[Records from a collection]
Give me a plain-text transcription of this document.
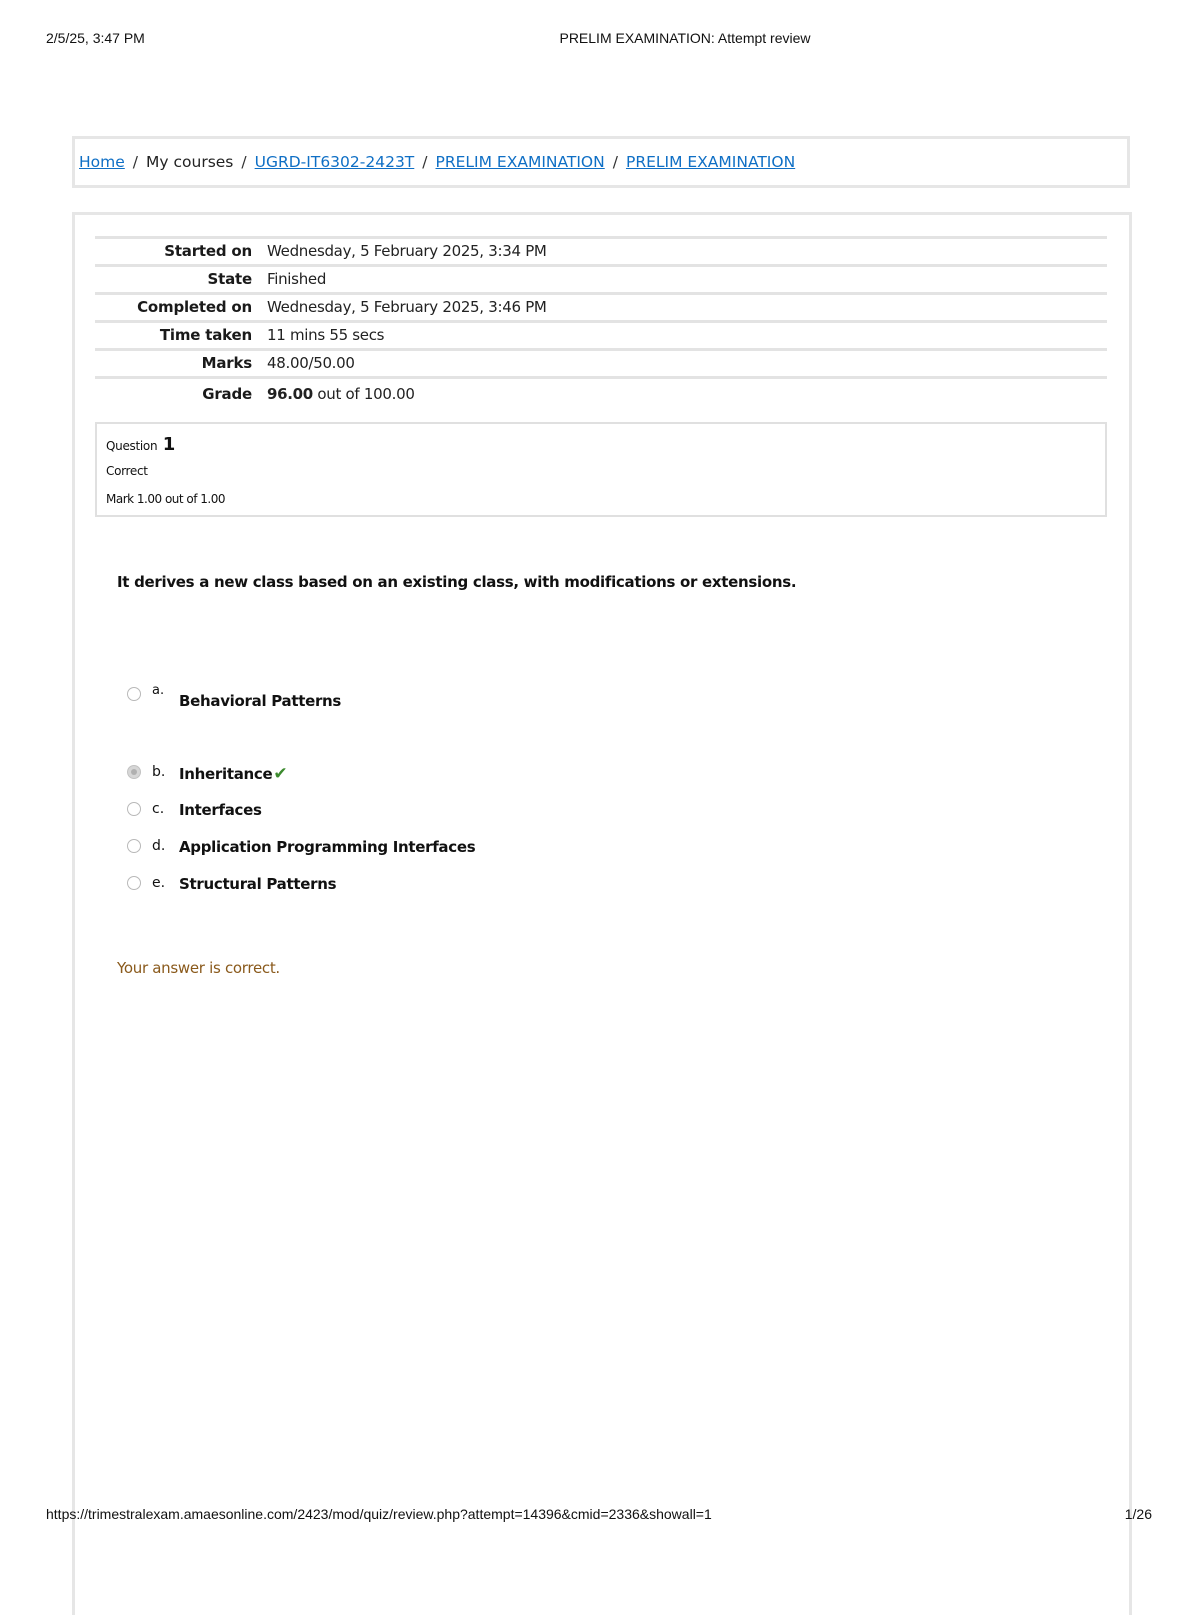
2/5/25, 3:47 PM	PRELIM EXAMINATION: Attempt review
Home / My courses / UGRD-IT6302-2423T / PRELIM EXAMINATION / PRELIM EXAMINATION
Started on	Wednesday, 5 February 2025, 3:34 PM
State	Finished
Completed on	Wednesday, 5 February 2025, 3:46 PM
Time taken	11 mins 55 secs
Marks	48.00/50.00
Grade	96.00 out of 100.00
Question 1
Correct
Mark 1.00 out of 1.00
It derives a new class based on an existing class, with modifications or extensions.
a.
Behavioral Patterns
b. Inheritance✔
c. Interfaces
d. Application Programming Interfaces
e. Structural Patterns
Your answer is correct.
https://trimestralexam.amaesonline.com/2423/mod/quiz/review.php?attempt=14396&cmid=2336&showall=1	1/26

...

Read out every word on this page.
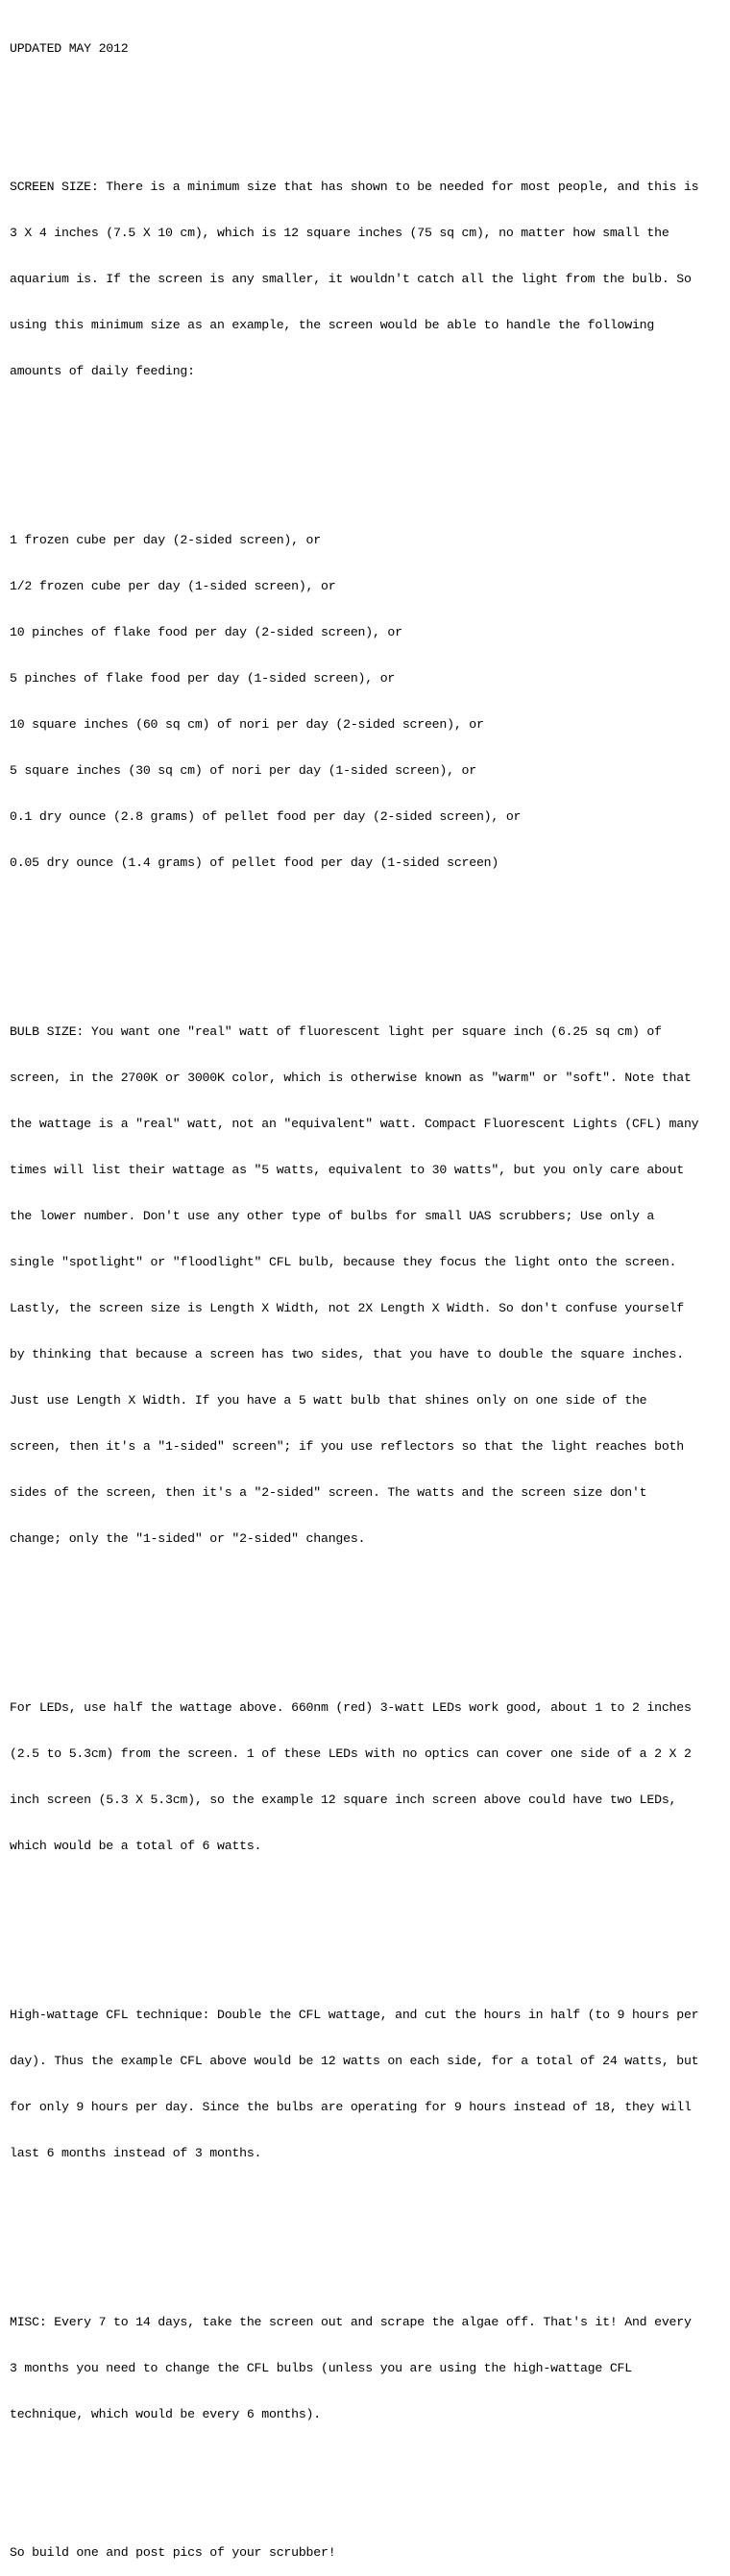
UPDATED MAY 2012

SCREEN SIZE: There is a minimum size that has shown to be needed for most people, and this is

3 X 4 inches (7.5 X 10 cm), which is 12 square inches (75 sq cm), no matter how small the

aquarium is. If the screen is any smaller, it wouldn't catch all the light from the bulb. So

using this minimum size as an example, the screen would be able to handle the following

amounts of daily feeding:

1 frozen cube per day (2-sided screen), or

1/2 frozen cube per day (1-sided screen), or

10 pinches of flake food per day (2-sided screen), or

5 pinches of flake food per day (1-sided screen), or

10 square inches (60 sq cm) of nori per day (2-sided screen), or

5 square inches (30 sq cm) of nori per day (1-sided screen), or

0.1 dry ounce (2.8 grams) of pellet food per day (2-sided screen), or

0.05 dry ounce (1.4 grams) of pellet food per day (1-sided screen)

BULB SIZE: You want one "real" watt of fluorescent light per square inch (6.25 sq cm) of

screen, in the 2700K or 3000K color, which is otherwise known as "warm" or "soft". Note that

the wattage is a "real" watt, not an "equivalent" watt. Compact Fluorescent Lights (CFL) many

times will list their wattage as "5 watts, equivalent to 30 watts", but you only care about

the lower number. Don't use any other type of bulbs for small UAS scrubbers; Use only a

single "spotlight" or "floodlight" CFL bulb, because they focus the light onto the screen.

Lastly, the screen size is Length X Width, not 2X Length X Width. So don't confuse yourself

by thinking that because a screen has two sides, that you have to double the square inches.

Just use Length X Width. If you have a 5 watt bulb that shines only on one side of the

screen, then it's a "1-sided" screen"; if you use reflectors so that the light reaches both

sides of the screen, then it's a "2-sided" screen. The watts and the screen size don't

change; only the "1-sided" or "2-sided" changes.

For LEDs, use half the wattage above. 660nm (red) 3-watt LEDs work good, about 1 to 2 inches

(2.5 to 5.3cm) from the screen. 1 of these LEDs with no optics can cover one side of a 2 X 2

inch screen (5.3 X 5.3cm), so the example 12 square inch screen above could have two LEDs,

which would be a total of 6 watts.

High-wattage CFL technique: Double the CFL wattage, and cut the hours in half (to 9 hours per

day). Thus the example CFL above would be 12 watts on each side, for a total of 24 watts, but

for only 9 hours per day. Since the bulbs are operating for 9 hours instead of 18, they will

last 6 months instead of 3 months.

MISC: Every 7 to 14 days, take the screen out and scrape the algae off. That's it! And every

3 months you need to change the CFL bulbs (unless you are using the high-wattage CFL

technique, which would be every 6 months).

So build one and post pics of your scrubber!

* * *

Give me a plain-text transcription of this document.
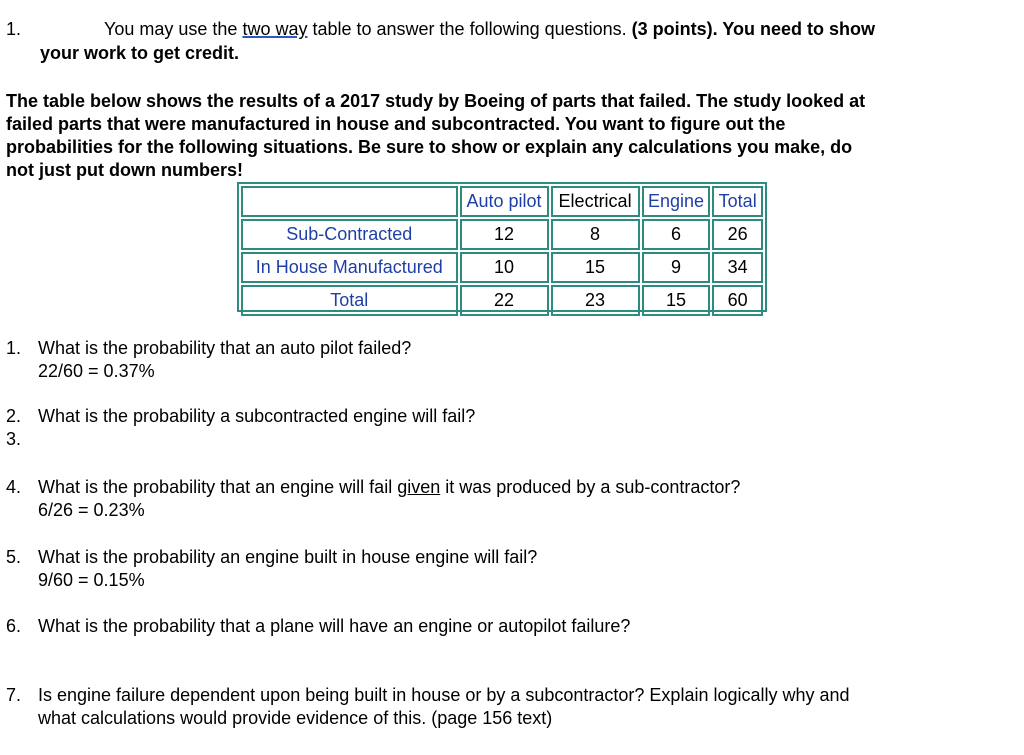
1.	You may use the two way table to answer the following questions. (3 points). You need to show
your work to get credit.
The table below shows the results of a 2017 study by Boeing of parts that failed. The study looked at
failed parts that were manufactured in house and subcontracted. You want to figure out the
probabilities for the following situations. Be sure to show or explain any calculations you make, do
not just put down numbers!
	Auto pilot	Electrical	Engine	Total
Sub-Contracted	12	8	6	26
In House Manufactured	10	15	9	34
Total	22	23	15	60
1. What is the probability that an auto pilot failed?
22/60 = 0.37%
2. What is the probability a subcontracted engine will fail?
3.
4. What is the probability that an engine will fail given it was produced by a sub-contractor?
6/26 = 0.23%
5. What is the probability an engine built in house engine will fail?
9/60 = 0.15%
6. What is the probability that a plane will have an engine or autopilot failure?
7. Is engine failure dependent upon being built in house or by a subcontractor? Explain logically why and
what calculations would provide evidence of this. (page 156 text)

Challenge: Search the listing for the word "following" and return each line that holds it.

Result:
using this minimum size as an example, the screen would be able to handle the following
1.	You may use the two way table to answer the following questions. (3 points). You need to show
probabilities for the following situations. Be sure to show or explain any calculations you make, do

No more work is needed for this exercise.